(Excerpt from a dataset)
-- START --

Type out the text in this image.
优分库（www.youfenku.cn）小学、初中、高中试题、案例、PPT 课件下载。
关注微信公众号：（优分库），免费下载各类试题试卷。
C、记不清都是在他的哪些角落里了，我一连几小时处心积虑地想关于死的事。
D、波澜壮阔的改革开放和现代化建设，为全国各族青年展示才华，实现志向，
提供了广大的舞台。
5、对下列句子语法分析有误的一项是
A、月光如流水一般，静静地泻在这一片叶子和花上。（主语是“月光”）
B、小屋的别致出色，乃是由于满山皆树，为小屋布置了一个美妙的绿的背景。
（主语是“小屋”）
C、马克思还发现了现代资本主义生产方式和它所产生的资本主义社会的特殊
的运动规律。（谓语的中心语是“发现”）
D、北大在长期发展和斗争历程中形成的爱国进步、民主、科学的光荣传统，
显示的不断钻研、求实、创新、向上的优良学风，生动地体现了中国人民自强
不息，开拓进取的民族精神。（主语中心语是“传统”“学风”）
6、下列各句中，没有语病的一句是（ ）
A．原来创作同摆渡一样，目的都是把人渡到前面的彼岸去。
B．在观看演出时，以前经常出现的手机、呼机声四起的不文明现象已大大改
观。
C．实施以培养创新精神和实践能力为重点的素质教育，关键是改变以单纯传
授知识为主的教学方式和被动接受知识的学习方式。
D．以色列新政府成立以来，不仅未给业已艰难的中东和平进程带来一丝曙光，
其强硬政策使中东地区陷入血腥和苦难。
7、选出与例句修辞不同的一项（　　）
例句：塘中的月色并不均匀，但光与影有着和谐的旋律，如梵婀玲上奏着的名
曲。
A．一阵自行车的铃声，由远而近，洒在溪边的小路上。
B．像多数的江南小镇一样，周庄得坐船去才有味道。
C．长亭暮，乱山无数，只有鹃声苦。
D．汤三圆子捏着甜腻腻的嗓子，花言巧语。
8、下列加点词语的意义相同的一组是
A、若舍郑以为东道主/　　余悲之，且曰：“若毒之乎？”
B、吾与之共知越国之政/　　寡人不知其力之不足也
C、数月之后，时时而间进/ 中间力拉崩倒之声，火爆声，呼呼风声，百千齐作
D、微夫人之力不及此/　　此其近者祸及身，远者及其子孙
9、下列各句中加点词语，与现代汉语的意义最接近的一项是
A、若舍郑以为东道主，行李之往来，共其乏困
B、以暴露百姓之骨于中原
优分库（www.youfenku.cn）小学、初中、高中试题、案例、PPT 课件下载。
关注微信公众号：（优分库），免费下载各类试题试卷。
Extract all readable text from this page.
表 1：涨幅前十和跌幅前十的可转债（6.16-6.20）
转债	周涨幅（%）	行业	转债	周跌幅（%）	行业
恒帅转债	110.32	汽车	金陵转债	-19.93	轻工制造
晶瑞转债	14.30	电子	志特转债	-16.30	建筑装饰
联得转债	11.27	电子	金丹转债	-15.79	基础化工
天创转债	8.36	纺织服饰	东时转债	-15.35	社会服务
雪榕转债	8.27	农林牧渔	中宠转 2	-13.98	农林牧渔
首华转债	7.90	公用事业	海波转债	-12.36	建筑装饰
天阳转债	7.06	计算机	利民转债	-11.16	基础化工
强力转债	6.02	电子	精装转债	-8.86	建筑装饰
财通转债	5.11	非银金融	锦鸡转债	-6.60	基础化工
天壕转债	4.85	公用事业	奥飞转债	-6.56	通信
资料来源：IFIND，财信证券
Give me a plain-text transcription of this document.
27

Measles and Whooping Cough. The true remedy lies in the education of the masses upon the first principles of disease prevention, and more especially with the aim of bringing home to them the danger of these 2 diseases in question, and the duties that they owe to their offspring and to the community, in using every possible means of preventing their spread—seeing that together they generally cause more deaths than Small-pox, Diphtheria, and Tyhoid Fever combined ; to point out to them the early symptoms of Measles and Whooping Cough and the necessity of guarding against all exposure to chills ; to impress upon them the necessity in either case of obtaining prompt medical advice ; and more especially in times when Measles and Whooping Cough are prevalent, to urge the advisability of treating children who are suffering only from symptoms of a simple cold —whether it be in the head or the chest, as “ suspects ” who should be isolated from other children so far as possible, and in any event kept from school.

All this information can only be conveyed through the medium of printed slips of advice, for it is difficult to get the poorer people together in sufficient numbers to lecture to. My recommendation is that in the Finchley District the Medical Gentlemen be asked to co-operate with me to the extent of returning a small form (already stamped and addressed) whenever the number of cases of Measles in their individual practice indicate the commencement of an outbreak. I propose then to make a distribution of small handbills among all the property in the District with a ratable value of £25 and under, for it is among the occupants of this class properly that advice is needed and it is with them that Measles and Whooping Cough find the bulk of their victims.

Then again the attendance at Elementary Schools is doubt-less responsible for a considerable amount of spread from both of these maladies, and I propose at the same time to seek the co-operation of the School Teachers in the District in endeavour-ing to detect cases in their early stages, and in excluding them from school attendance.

-- END --

Look through the entries above for the word "基础化工". Copy every line where it shows up.

The response ▸
联得转债	11.27	电子	金丹转债	-15.79	基础化工
天阳转债	7.06	计算机	利民转债	-11.16	基础化工
财通转债	5.11	非银金融	锦鸡转债	-6.60	基础化工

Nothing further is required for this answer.